## WHAT TO WORK ON
Omit every picture and return the rest of the data unaltered.

[start of DATA LISTING]

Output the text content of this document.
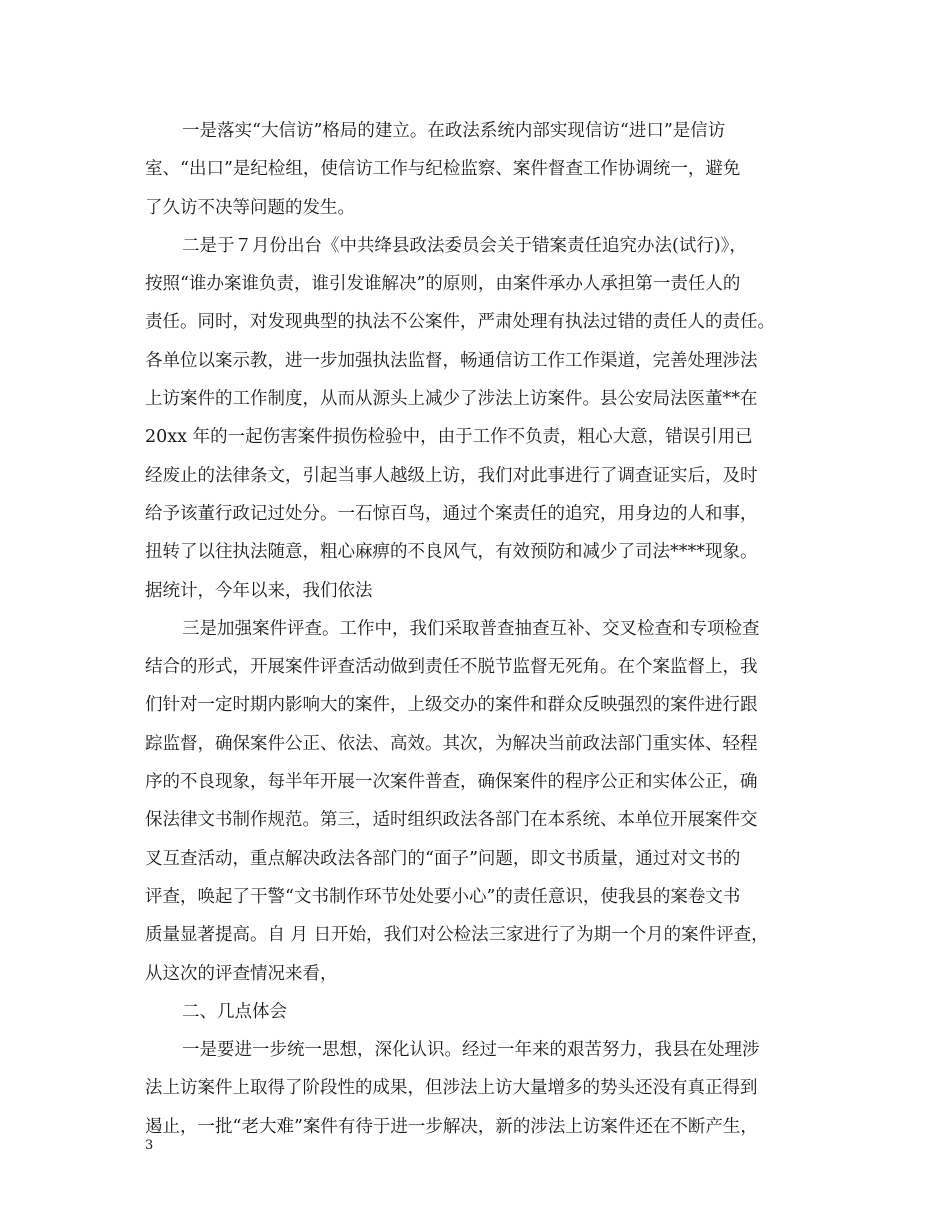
一是落实“大信访”格局的建立。在政法系统内部实现信访“进口”是信访
室、“出口”是纪检组，使信访工作与纪检监察、案件督查工作协调统一，避免
了久访不决等问题的发生。
二是于７月份出台《中共绛县政法委员会关于错案责任追究办法(试行)》，
按照“谁办案谁负责，谁引发谁解决”的原则，由案件承办人承担第一责任人的
责任。同时，对发现典型的执法不公案件，严肃处理有执法过错的责任人的责任。
各单位以案示教，进一步加强执法监督，畅通信访工作工作渠道，完善处理涉法
上访案件的工作制度，从而从源头上减少了涉法上访案件。县公安局法医董**在
20xx 年的一起伤害案件损伤检验中，由于工作不负责，粗心大意，错误引用已
经废止的法律条文，引起当事人越级上访，我们对此事进行了调查证实后，及时
给予该董行政记过处分。一石惊百鸟，通过个案责任的追究，用身边的人和事，
扭转了以往执法随意，粗心麻痹的不良风气，有效预防和减少了司法****现象。
据统计，今年以来，我们依法
三是加强案件评查。工作中，我们采取普查抽查互补、交叉检查和专项检查
结合的形式，开展案件评查活动做到责任不脱节监督无死角。在个案监督上，我
们针对一定时期内影响大的案件，上级交办的案件和群众反映强烈的案件进行跟
踪监督，确保案件公正、依法、高效。其次，为解决当前政法部门重实体、轻程
序的不良现象，每半年开展一次案件普查，确保案件的程序公正和实体公正，确
保法律文书制作规范。第三，适时组织政法各部门在本系统、本单位开展案件交
叉互查活动，重点解决政法各部门的“面子”问题，即文书质量，通过对文书的
评查，唤起了干警“文书制作环节处处要小心”的责任意识，使我县的案卷文书
质量显著提高。自 月 日开始，我们对公检法三家进行了为期一个月的案件评查，
从这次的评查情况来看，
二、几点体会
一是要进一步统一思想，深化认识。经过一年来的艰苦努力，我县在处理涉
法上访案件上取得了阶段性的成果，但涉法上访大量增多的势头还没有真正得到
遏止，一批“老大难”案件有待于进一步解决，新的涉法上访案件还在不断产生，
3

[end of DATA LISTING]

## WRITTEN SOLUTION
Output the text content of this document.
一是落实“大信访”格局的建立。在政法系统内部实现信访“进口”是信访
室、“出口”是纪检组，使信访工作与纪检监察、案件督查工作协调统一，避免
了久访不决等问题的发生。
二是于７月份出台《中共绛县政法委员会关于错案责任追究办法(试行)》，
按照“谁办案谁负责，谁引发谁解决”的原则，由案件承办人承担第一责任人的
责任。同时，对发现典型的执法不公案件，严肃处理有执法过错的责任人的责任。
各单位以案示教，进一步加强执法监督，畅通信访工作工作渠道，完善处理涉法
上访案件的工作制度，从而从源头上减少了涉法上访案件。县公安局法医董**在
20xx 年的一起伤害案件损伤检验中，由于工作不负责，粗心大意，错误引用已
经废止的法律条文，引起当事人越级上访，我们对此事进行了调查证实后，及时
给予该董行政记过处分。一石惊百鸟，通过个案责任的追究，用身边的人和事，
扭转了以往执法随意，粗心麻痹的不良风气，有效预防和减少了司法****现象。
据统计，今年以来，我们依法
三是加强案件评查。工作中，我们采取普查抽查互补、交叉检查和专项检查
结合的形式，开展案件评查活动做到责任不脱节监督无死角。在个案监督上，我
们针对一定时期内影响大的案件，上级交办的案件和群众反映强烈的案件进行跟
踪监督，确保案件公正、依法、高效。其次，为解决当前政法部门重实体、轻程
序的不良现象，每半年开展一次案件普查，确保案件的程序公正和实体公正，确
保法律文书制作规范。第三，适时组织政法各部门在本系统、本单位开展案件交
叉互查活动，重点解决政法各部门的“面子”问题，即文书质量，通过对文书的
评查，唤起了干警“文书制作环节处处要小心”的责任意识，使我县的案卷文书
质量显著提高。自 月 日开始，我们对公检法三家进行了为期一个月的案件评查，
从这次的评查情况来看，
二、几点体会
一是要进一步统一思想，深化认识。经过一年来的艰苦努力，我县在处理涉
法上访案件上取得了阶段性的成果，但涉法上访大量增多的势头还没有真正得到
遏止，一批“老大难”案件有待于进一步解决，新的涉法上访案件还在不断产生，
3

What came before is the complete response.